▶ TASK BRIEF
Show every line of the data below that includes the word "name".

Records from a collection of figures:
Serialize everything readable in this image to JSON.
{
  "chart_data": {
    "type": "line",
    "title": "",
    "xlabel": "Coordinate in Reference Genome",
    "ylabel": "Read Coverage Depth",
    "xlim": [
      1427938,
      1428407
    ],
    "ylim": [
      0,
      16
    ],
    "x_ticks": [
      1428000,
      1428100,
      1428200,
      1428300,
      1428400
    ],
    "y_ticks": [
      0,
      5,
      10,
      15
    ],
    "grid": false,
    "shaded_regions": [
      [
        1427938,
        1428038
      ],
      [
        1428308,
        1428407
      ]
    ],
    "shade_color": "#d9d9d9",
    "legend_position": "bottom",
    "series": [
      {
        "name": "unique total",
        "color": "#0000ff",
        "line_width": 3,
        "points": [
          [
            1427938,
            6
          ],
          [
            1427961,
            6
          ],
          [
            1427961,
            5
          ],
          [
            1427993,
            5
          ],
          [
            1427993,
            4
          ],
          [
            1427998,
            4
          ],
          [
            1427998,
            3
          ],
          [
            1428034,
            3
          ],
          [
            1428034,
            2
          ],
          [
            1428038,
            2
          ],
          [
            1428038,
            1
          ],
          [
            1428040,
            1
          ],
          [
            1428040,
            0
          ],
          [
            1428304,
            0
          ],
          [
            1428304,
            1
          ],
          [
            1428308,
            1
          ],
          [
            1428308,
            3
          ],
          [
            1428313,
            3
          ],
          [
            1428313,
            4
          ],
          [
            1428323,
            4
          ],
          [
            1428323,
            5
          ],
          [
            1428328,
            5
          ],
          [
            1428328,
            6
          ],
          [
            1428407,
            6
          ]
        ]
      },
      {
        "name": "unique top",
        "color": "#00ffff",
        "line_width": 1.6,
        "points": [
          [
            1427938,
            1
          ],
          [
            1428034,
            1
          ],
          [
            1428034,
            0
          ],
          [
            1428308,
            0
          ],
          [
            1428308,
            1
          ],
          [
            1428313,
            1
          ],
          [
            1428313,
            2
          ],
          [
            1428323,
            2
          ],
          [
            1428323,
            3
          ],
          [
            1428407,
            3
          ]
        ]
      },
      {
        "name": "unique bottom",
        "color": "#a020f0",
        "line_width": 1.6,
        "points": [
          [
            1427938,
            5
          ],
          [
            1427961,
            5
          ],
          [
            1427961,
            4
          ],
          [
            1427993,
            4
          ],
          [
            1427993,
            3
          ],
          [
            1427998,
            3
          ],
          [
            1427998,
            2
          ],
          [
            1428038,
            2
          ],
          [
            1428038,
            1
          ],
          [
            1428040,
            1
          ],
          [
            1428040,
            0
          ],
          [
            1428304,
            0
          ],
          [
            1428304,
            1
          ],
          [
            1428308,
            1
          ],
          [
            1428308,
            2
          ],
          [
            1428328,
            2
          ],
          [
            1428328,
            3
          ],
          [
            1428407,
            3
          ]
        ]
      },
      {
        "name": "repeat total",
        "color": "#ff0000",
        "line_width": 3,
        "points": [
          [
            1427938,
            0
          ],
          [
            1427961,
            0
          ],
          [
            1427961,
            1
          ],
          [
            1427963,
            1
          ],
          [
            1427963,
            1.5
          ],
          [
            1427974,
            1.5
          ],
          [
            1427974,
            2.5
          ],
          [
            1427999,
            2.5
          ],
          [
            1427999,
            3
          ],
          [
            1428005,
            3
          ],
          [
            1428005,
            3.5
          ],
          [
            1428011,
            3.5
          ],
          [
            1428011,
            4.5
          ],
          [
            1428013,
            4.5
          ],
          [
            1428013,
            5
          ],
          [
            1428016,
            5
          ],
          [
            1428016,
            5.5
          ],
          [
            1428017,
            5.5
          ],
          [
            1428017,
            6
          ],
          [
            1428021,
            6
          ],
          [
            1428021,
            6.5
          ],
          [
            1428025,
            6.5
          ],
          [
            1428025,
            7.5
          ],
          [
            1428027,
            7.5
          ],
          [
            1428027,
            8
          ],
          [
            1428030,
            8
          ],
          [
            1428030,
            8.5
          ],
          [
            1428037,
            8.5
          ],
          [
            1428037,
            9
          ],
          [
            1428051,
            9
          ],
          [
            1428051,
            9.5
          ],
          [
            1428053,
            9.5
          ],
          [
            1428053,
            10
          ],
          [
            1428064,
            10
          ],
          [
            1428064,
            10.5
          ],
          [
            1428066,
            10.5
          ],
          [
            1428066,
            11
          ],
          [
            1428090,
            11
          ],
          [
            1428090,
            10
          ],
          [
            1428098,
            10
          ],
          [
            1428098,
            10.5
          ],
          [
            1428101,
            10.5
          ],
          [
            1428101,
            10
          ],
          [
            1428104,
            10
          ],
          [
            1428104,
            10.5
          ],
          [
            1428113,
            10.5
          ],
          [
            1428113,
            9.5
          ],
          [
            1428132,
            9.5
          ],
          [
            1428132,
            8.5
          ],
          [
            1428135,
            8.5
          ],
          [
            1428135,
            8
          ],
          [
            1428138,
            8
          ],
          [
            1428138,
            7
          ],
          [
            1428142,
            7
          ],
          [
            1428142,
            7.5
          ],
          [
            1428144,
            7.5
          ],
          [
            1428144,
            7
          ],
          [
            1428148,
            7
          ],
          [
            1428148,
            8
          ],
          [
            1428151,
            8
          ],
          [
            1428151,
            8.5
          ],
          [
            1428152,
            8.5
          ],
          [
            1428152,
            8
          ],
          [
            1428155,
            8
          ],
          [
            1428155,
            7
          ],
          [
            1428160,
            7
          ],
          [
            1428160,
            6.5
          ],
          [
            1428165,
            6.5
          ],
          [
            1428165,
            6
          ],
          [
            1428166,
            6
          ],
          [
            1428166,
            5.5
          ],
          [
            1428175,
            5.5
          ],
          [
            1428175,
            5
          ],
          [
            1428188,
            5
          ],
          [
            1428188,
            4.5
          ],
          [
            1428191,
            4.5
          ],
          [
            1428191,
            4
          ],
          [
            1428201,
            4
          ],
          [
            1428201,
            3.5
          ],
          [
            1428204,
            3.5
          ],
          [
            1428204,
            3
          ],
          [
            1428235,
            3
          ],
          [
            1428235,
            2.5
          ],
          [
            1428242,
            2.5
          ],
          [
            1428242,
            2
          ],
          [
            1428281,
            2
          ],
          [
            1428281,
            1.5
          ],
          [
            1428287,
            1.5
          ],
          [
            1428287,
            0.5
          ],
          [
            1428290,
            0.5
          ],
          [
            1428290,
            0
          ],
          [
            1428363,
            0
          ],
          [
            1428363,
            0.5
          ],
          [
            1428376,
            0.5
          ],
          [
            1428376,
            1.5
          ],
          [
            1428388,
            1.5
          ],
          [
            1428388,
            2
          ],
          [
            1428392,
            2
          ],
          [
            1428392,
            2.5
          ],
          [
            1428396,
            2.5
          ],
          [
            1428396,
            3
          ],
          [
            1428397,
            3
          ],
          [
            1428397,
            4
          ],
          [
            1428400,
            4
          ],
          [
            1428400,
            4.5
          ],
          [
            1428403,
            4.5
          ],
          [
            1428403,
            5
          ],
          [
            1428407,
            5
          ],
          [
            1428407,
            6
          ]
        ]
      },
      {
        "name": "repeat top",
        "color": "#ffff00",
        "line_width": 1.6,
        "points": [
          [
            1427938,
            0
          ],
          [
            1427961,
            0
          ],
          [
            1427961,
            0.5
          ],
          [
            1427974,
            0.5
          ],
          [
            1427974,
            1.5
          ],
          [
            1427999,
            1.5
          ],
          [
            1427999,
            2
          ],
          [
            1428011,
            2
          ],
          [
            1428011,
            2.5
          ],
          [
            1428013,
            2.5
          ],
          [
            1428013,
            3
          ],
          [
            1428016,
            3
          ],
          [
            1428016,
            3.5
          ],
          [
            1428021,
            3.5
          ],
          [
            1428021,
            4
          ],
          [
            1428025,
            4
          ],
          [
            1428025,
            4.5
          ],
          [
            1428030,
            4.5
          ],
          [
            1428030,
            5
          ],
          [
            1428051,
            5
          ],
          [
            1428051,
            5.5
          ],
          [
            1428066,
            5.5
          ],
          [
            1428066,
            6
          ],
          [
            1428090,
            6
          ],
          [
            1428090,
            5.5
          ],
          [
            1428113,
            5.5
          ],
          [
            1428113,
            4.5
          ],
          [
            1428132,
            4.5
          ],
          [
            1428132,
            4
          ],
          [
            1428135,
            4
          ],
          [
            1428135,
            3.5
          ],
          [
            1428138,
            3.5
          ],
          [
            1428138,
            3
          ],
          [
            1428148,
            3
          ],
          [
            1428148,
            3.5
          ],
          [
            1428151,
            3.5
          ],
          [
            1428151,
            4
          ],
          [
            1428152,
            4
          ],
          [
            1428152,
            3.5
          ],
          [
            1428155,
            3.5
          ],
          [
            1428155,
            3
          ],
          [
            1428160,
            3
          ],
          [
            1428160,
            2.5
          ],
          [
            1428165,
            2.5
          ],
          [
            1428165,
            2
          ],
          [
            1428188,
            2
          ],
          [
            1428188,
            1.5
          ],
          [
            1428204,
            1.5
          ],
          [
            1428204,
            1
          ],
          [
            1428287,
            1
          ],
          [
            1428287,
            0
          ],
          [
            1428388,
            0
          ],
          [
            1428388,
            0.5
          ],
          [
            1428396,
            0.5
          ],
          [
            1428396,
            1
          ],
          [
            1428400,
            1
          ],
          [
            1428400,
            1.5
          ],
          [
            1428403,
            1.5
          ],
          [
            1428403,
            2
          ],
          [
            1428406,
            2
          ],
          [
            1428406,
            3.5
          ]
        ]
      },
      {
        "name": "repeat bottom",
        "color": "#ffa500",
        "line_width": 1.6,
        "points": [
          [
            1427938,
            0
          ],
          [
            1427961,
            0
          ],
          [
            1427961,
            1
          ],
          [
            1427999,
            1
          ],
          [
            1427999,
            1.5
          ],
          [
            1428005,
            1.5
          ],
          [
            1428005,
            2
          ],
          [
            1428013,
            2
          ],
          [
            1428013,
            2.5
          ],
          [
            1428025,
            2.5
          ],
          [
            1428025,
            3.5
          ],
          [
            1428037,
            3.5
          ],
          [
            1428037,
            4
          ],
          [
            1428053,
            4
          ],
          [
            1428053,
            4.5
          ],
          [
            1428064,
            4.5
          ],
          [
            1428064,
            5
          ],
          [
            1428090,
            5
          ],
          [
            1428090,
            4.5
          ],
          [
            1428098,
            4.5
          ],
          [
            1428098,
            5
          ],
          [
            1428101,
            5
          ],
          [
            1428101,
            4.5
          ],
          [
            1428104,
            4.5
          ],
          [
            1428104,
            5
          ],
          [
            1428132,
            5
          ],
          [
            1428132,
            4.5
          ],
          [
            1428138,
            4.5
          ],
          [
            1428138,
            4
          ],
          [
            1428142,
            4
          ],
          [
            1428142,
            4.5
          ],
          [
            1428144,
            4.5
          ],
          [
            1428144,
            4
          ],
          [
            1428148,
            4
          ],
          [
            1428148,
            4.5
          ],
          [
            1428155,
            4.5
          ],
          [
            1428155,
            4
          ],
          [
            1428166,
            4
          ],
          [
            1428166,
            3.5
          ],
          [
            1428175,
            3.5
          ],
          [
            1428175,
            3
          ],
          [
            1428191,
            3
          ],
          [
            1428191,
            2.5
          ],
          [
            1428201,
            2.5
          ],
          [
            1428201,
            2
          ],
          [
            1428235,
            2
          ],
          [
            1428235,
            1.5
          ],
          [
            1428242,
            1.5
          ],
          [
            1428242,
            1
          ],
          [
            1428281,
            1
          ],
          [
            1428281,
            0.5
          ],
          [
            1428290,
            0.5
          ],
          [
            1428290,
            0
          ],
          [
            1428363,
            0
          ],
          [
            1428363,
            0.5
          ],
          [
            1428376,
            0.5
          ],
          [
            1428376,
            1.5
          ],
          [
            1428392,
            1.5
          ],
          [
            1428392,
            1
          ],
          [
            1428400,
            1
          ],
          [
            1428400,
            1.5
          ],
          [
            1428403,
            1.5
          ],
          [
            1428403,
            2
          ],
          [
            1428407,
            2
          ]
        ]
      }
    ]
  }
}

▶ SOLUTION
        "name": "unique total",
        "name": "unique top",
        "name": "unique bottom",
        "name": "repeat total",
        "name": "repeat top",
        "name": "repeat bottom",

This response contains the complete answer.